• _The exercise_
Return the full listing exactly as it is written.

Dataset listings of figures:
■ ■ ■ ■ ■ ■ ■

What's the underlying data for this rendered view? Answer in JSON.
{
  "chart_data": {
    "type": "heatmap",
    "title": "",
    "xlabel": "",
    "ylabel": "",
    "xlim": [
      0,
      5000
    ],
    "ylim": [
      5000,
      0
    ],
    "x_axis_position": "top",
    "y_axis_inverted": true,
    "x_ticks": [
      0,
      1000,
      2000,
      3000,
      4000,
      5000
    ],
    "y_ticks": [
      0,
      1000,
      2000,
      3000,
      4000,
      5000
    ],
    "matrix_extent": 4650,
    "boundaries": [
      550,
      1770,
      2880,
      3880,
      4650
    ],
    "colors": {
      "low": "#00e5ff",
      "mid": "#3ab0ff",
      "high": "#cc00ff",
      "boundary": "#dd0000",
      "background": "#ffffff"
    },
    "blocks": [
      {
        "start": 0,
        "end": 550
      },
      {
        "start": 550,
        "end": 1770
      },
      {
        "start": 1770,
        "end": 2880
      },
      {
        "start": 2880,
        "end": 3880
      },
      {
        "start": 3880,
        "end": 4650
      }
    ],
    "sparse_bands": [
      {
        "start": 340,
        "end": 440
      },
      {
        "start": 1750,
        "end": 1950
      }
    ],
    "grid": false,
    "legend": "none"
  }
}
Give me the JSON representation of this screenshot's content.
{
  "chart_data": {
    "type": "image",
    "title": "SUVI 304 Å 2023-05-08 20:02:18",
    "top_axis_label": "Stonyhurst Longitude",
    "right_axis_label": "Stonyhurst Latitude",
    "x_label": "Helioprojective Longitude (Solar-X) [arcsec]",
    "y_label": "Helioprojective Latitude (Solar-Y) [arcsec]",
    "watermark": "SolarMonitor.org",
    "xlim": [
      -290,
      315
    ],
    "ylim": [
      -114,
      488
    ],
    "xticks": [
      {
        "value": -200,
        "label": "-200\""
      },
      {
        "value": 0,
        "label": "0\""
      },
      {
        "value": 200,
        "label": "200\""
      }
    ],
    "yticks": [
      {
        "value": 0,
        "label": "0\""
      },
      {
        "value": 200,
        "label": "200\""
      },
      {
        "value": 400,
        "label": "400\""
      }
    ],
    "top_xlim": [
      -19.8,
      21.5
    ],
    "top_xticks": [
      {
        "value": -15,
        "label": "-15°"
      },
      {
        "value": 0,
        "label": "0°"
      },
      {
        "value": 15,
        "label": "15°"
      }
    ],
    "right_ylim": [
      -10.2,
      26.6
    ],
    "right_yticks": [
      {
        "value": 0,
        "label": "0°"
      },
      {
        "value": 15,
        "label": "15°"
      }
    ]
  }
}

■ ■ ■ ■ ■ ■ ■

• _Answer to this problem_
What's the underlying data for this rendered view? Answer in JSON.
{
  "chart_data": {
    "type": "heatmap",
    "title": "",
    "xlabel": "",
    "ylabel": "",
    "xlim": [
      0,
      5000
    ],
    "ylim": [
      5000,
      0
    ],
    "x_axis_position": "top",
    "y_axis_inverted": true,
    "x_ticks": [
      0,
      1000,
      2000,
      3000,
      4000,
      5000
    ],
    "y_ticks": [
      0,
      1000,
      2000,
      3000,
      4000,
      5000
    ],
    "matrix_extent": 4650,
    "boundaries": [
      550,
      1770,
      2880,
      3880,
      4650
    ],
    "colors": {
      "low": "#00e5ff",
      "mid": "#3ab0ff",
      "high": "#cc00ff",
      "boundary": "#dd0000",
      "background": "#ffffff"
    },
    "blocks": [
      {
        "start": 0,
        "end": 550
      },
      {
        "start": 550,
        "end": 1770
      },
      {
        "start": 1770,
        "end": 2880
      },
      {
        "start": 2880,
        "end": 3880
      },
      {
        "start": 3880,
        "end": 4650
      }
    ],
    "sparse_bands": [
      {
        "start": 340,
        "end": 440
      },
      {
        "start": 1750,
        "end": 1950
      }
    ],
    "grid": false,
    "legend": "none"
  }
}
Give me the JSON representation of this screenshot's content.
{
  "chart_data": {
    "type": "image",
    "title": "SUVI 304 Å 2023-05-08 20:02:18",
    "top_axis_label": "Stonyhurst Longitude",
    "right_axis_label": "Stonyhurst Latitude",
    "x_label": "Helioprojective Longitude (Solar-X) [arcsec]",
    "y_label": "Helioprojective Latitude (Solar-Y) [arcsec]",
    "watermark": "SolarMonitor.org",
    "xlim": [
      -290,
      315
    ],
    "ylim": [
      -114,
      488
    ],
    "xticks": [
      {
        "value": -200,
        "label": "-200\""
      },
      {
        "value": 0,
        "label": "0\""
      },
      {
        "value": 200,
        "label": "200\""
      }
    ],
    "yticks": [
      {
        "value": 0,
        "label": "0\""
      },
      {
        "value": 200,
        "label": "200\""
      },
      {
        "value": 400,
        "label": "400\""
      }
    ],
    "top_xlim": [
      -19.8,
      21.5
    ],
    "top_xticks": [
      {
        "value": -15,
        "label": "-15°"
      },
      {
        "value": 0,
        "label": "0°"
      },
      {
        "value": 15,
        "label": "15°"
      }
    ],
    "right_ylim": [
      -10.2,
      26.6
    ],
    "right_yticks": [
      {
        "value": 0,
        "label": "0°"
      },
      {
        "value": 15,
        "label": "15°"
      }
    ]
  }
}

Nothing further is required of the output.